◆ Request
What follows is a set of entries. Give them again exactly, without the pictures.

◆ Dataset extract
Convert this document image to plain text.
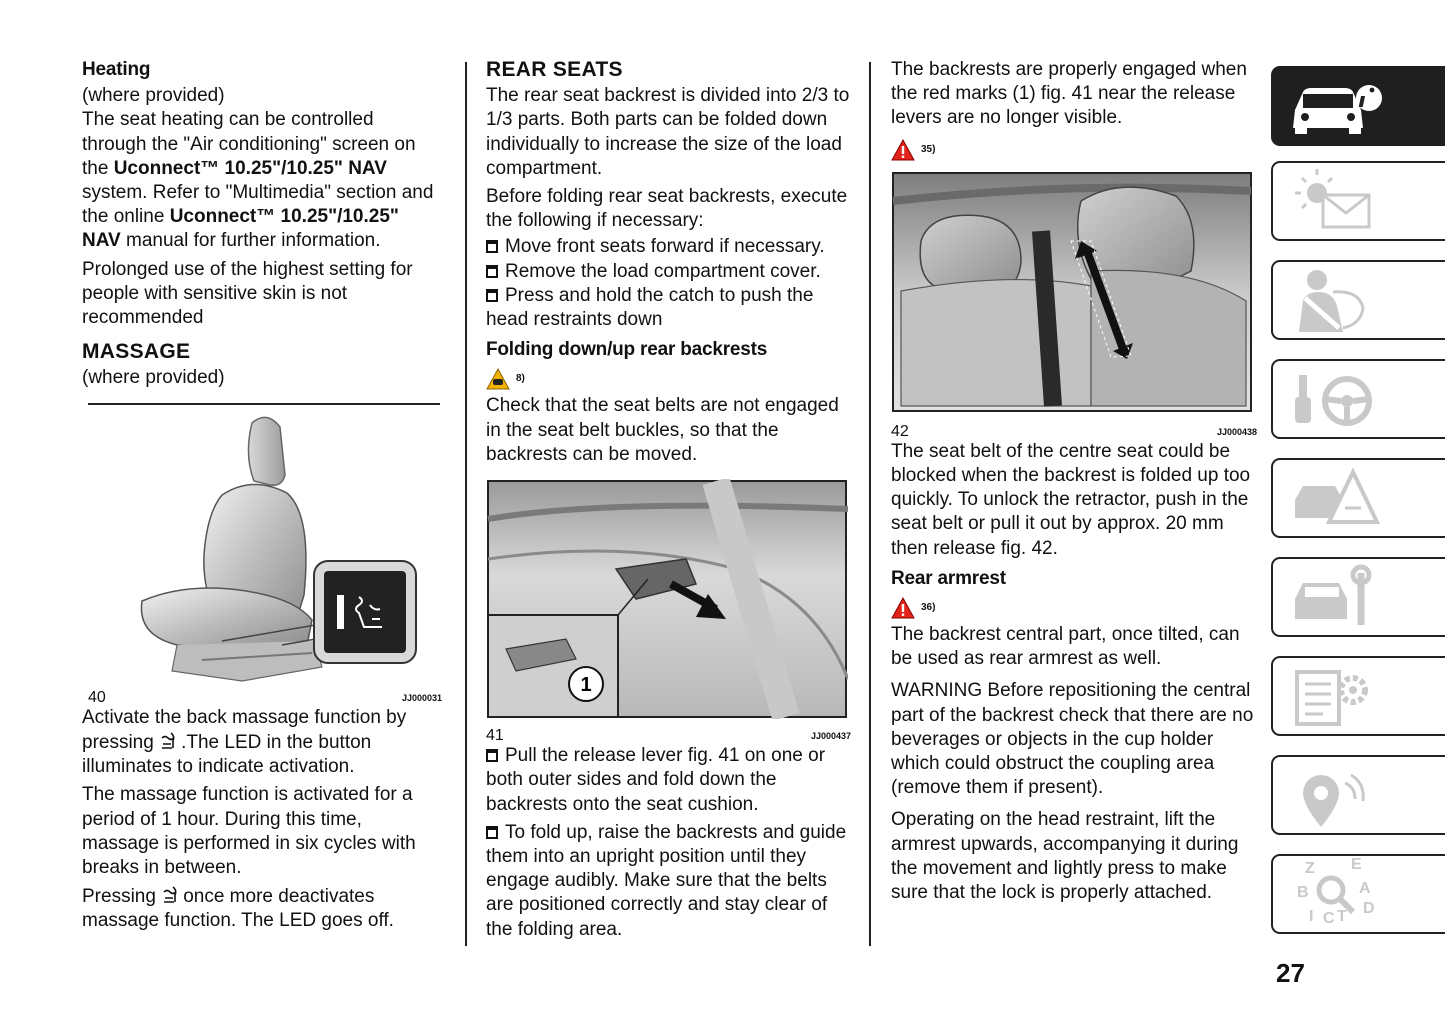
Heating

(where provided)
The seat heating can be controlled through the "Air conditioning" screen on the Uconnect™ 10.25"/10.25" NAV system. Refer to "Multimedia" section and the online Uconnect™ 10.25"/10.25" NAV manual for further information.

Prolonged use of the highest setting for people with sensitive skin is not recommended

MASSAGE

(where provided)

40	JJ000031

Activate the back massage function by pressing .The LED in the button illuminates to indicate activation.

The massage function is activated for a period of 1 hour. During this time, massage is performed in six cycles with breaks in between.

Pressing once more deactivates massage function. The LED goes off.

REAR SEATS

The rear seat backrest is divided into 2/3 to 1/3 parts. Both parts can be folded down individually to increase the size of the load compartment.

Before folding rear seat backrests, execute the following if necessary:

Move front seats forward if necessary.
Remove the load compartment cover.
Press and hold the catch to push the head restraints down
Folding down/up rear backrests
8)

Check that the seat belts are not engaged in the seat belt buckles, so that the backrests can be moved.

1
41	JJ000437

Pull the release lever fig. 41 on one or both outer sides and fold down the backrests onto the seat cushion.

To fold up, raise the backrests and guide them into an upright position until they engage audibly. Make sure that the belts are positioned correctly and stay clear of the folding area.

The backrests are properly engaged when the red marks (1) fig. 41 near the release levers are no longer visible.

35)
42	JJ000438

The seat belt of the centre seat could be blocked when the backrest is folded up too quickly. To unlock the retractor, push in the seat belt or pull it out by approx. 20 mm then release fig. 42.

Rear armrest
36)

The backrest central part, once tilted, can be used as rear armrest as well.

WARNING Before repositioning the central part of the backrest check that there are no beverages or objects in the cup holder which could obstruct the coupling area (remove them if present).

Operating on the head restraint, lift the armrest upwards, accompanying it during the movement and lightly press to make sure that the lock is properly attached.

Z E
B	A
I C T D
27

◆ Expected output
Convert this document image to plain text.
Heating

(where provided)
The seat heating can be controlled through the "Air conditioning" screen on the Uconnect™ 10.25"/10.25" NAV system. Refer to "Multimedia" section and the online Uconnect™ 10.25"/10.25" NAV manual for further information.

Prolonged use of the highest setting for people with sensitive skin is not recommended

MASSAGE

(where provided)

40	JJ000031

Activate the back massage function by pressing .The LED in the button illuminates to indicate activation.

The massage function is activated for a period of 1 hour. During this time, massage is performed in six cycles with breaks in between.

Pressing once more deactivates massage function. The LED goes off.

REAR SEATS

The rear seat backrest is divided into 2/3 to 1/3 parts. Both parts can be folded down individually to increase the size of the load compartment.

Before folding rear seat backrests, execute the following if necessary:

Move front seats forward if necessary.
Remove the load compartment cover.
Press and hold the catch to push the head restraints down
Folding down/up rear backrests
8)

Check that the seat belts are not engaged in the seat belt buckles, so that the backrests can be moved.

1
41	JJ000437

Pull the release lever fig. 41 on one or both outer sides and fold down the backrests onto the seat cushion.

To fold up, raise the backrests and guide them into an upright position until they engage audibly. Make sure that the belts are positioned correctly and stay clear of the folding area.

The backrests are properly engaged when the red marks (1) fig. 41 near the release levers are no longer visible.

35)
42	JJ000438

The seat belt of the centre seat could be blocked when the backrest is folded up too quickly. To unlock the retractor, push in the seat belt or pull it out by approx. 20 mm then release fig. 42.

Rear armrest
36)

The backrest central part, once tilted, can be used as rear armrest as well.

WARNING Before repositioning the central part of the backrest check that there are no beverages or objects in the cup holder which could obstruct the coupling area (remove them if present).

Operating on the head restraint, lift the armrest upwards, accompanying it during the movement and lightly press to make sure that the lock is properly attached.

Z E
B	A
I C T D
27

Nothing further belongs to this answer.